• TASK TO CARRY OUT:
Copy out the listing that follows, exactly, without its pictures.
================
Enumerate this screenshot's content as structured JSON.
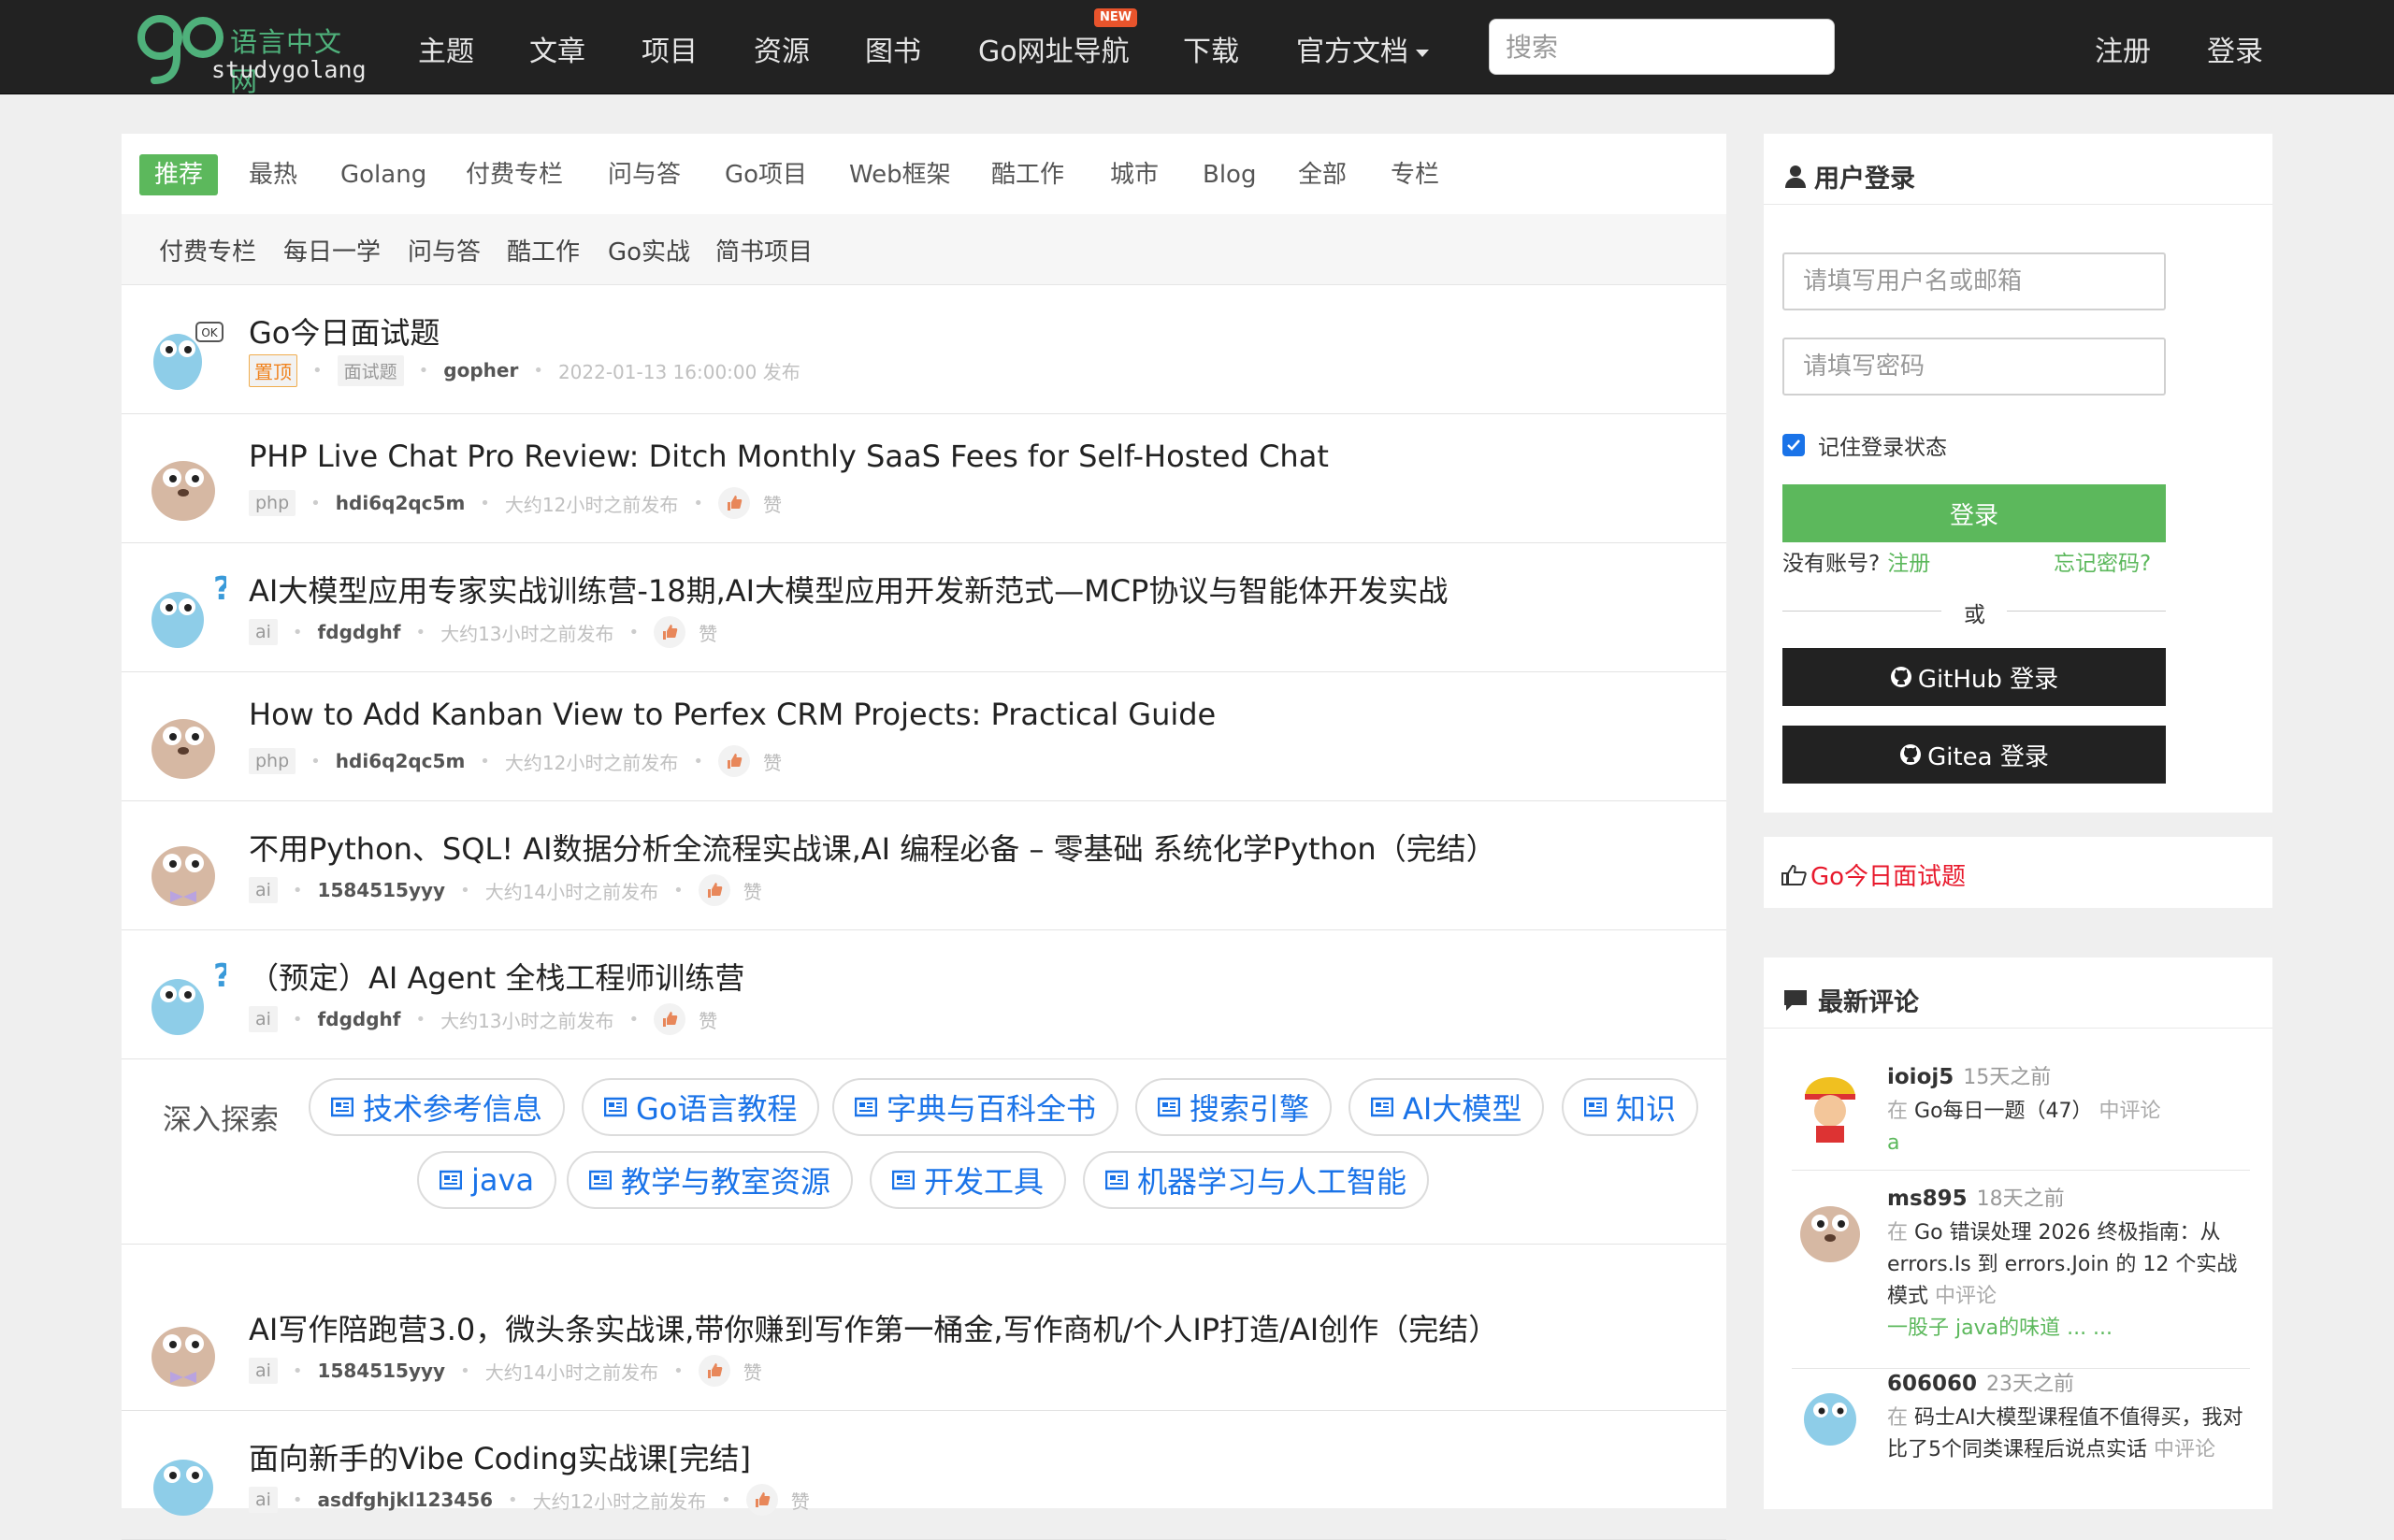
{
  "navbar": {
    "logo_cn": "语言中文网",
    "logo_en": "studygolang",
    "items": [
      "主题",
      "文章",
      "项目",
      "资源",
      "图书",
      "Go网址导航",
      "下载",
      "官方文档"
    ],
    "new_badge": "NEW",
    "search_placeholder": "搜索",
    "register": "注册",
    "login": "登录"
  },
  "tabs_primary": [
    "推荐",
    "最热",
    "Golang",
    "付费专栏",
    "问与答",
    "Go项目",
    "Web框架",
    "酷工作",
    "城市",
    "Blog",
    "全部",
    "专栏"
  ],
  "tabs_secondary": [
    "付费专栏",
    "每日一学",
    "问与答",
    "酷工作",
    "Go实战",
    "简书项目"
  ],
  "topics": [
    {
      "title": "Go今日面试题",
      "pin": "置顶",
      "tag": "面试题",
      "author": "gopher",
      "time": "2022-01-13 16:00:00 发布"
    },
    {
      "title": "PHP Live Chat Pro Review: Ditch Monthly SaaS Fees for Self-Hosted Chat",
      "tag": "php",
      "author": "hdi6q2qc5m",
      "time": "大约12小时之前发布",
      "like": "赞"
    },
    {
      "title": "AI大模型应用专家实战训练营-18期,AI大模型应用开发新范式—MCP协议与智能体开发实战",
      "tag": "ai",
      "author": "fdgdghf",
      "time": "大约13小时之前发布",
      "like": "赞"
    },
    {
      "title": "How to Add Kanban View to Perfex CRM Projects: Practical Guide",
      "tag": "php",
      "author": "hdi6q2qc5m",
      "time": "大约12小时之前发布",
      "like": "赞"
    },
    {
      "title": "不用Python、SQL! AI数据分析全流程实战课,AI 编程必备 – 零基础 系统化学Python（完结）",
      "tag": "ai",
      "author": "1584515yyy",
      "time": "大约14小时之前发布",
      "like": "赞"
    },
    {
      "title": "（预定）AI Agent 全栈工程师训练营",
      "tag": "ai",
      "author": "fdgdghf",
      "time": "大约13小时之前发布",
      "like": "赞"
    },
    {
      "title": "AI写作陪跑营3.0，微头条实战课,带你赚到写作第一桶金,写作商机/个人IP打造/AI创作（完结）",
      "tag": "ai",
      "author": "1584515yyy",
      "time": "大约14小时之前发布",
      "like": "赞"
    },
    {
      "title": "面向新手的Vibe Coding实战课[完结]",
      "tag": "ai",
      "author": "asdfghjkl123456",
      "time": "大约12小时之前发布",
      "like": "赞"
    }
  ],
  "explore": {
    "label": "深入探索",
    "pills": [
      "技术参考信息",
      "Go语言教程",
      "字典与百科全书",
      "搜索引擎",
      "AI大模型",
      "知识",
      "java",
      "教学与教室资源",
      "开发工具",
      "机器学习与人工智能"
    ]
  },
  "login_box": {
    "title": "用户登录",
    "username_placeholder": "请填写用户名或邮箱",
    "password_placeholder": "请填写密码",
    "remember": "记住登录状态",
    "login_button": "登录",
    "no_account": "没有账号?",
    "register": "注册",
    "forgot": "忘记密码?",
    "or": "或",
    "github": "GitHub 登录",
    "gitea": "Gitea 登录"
  },
  "promo_link": "Go今日面试题",
  "comments_box": {
    "title": "最新评论",
    "items": [
      {
        "user": "ioioj5",
        "ago": "15天之前",
        "prefix": "在",
        "topic": "Go每日一题（47）",
        "suffix": "中评论",
        "content": "a"
      },
      {
        "user": "ms895",
        "ago": "18天之前",
        "prefix": "在",
        "topic": "Go 错误处理 2026 终极指南：从 errors.Is 到 errors.Join 的 12 个实战模式",
        "suffix": "中评论",
        "content": "一股子 java的味道 ... ..."
      },
      {
        "user": "606060",
        "ago": "23天之前",
        "prefix": "在",
        "topic": "码士AI大模型课程值不值得买，我对比了5个同类课程后说点实话",
        "suffix": "中评论",
        "content": ""
      }
    ]
  },
  "colors": {
    "green": "#5cb85c",
    "nav_bg": "#222222",
    "link_blue": "#1a73e8",
    "promo_red": "#e8192c"
  }
}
================
• RIGHT ANSWER:
Enumerate this screenshot's content as structured JSON.
{
  "navbar": {
    "logo_cn": "语言中文网",
    "logo_en": "studygolang",
    "items": [
      "主题",
      "文章",
      "项目",
      "资源",
      "图书",
      "Go网址导航",
      "下载",
      "官方文档"
    ],
    "new_badge": "NEW",
    "search_placeholder": "搜索",
    "register": "注册",
    "login": "登录"
  },
  "tabs_primary": [
    "推荐",
    "最热",
    "Golang",
    "付费专栏",
    "问与答",
    "Go项目",
    "Web框架",
    "酷工作",
    "城市",
    "Blog",
    "全部",
    "专栏"
  ],
  "tabs_secondary": [
    "付费专栏",
    "每日一学",
    "问与答",
    "酷工作",
    "Go实战",
    "简书项目"
  ],
  "topics": [
    {
      "title": "Go今日面试题",
      "pin": "置顶",
      "tag": "面试题",
      "author": "gopher",
      "time": "2022-01-13 16:00:00 发布"
    },
    {
      "title": "PHP Live Chat Pro Review: Ditch Monthly SaaS Fees for Self-Hosted Chat",
      "tag": "php",
      "author": "hdi6q2qc5m",
      "time": "大约12小时之前发布",
      "like": "赞"
    },
    {
      "title": "AI大模型应用专家实战训练营-18期,AI大模型应用开发新范式—MCP协议与智能体开发实战",
      "tag": "ai",
      "author": "fdgdghf",
      "time": "大约13小时之前发布",
      "like": "赞"
    },
    {
      "title": "How to Add Kanban View to Perfex CRM Projects: Practical Guide",
      "tag": "php",
      "author": "hdi6q2qc5m",
      "time": "大约12小时之前发布",
      "like": "赞"
    },
    {
      "title": "不用Python、SQL! AI数据分析全流程实战课,AI 编程必备 – 零基础 系统化学Python（完结）",
      "tag": "ai",
      "author": "1584515yyy",
      "time": "大约14小时之前发布",
      "like": "赞"
    },
    {
      "title": "（预定）AI Agent 全栈工程师训练营",
      "tag": "ai",
      "author": "fdgdghf",
      "time": "大约13小时之前发布",
      "like": "赞"
    },
    {
      "title": "AI写作陪跑营3.0，微头条实战课,带你赚到写作第一桶金,写作商机/个人IP打造/AI创作（完结）",
      "tag": "ai",
      "author": "1584515yyy",
      "time": "大约14小时之前发布",
      "like": "赞"
    },
    {
      "title": "面向新手的Vibe Coding实战课[完结]",
      "tag": "ai",
      "author": "asdfghjkl123456",
      "time": "大约12小时之前发布",
      "like": "赞"
    }
  ],
  "explore": {
    "label": "深入探索",
    "pills": [
      "技术参考信息",
      "Go语言教程",
      "字典与百科全书",
      "搜索引擎",
      "AI大模型",
      "知识",
      "java",
      "教学与教室资源",
      "开发工具",
      "机器学习与人工智能"
    ]
  },
  "login_box": {
    "title": "用户登录",
    "username_placeholder": "请填写用户名或邮箱",
    "password_placeholder": "请填写密码",
    "remember": "记住登录状态",
    "login_button": "登录",
    "no_account": "没有账号?",
    "register": "注册",
    "forgot": "忘记密码?",
    "or": "或",
    "github": "GitHub 登录",
    "gitea": "Gitea 登录"
  },
  "promo_link": "Go今日面试题",
  "comments_box": {
    "title": "最新评论",
    "items": [
      {
        "user": "ioioj5",
        "ago": "15天之前",
        "prefix": "在",
        "topic": "Go每日一题（47）",
        "suffix": "中评论",
        "content": "a"
      },
      {
        "user": "ms895",
        "ago": "18天之前",
        "prefix": "在",
        "topic": "Go 错误处理 2026 终极指南：从 errors.Is 到 errors.Join 的 12 个实战模式",
        "suffix": "中评论",
        "content": "一股子 java的味道 ... ..."
      },
      {
        "user": "606060",
        "ago": "23天之前",
        "prefix": "在",
        "topic": "码士AI大模型课程值不值得买，我对比了5个同类课程后说点实话",
        "suffix": "中评论",
        "content": ""
      }
    ]
  },
  "colors": {
    "green": "#5cb85c",
    "nav_bg": "#222222",
    "link_blue": "#1a73e8",
    "promo_red": "#e8192c"
  }
}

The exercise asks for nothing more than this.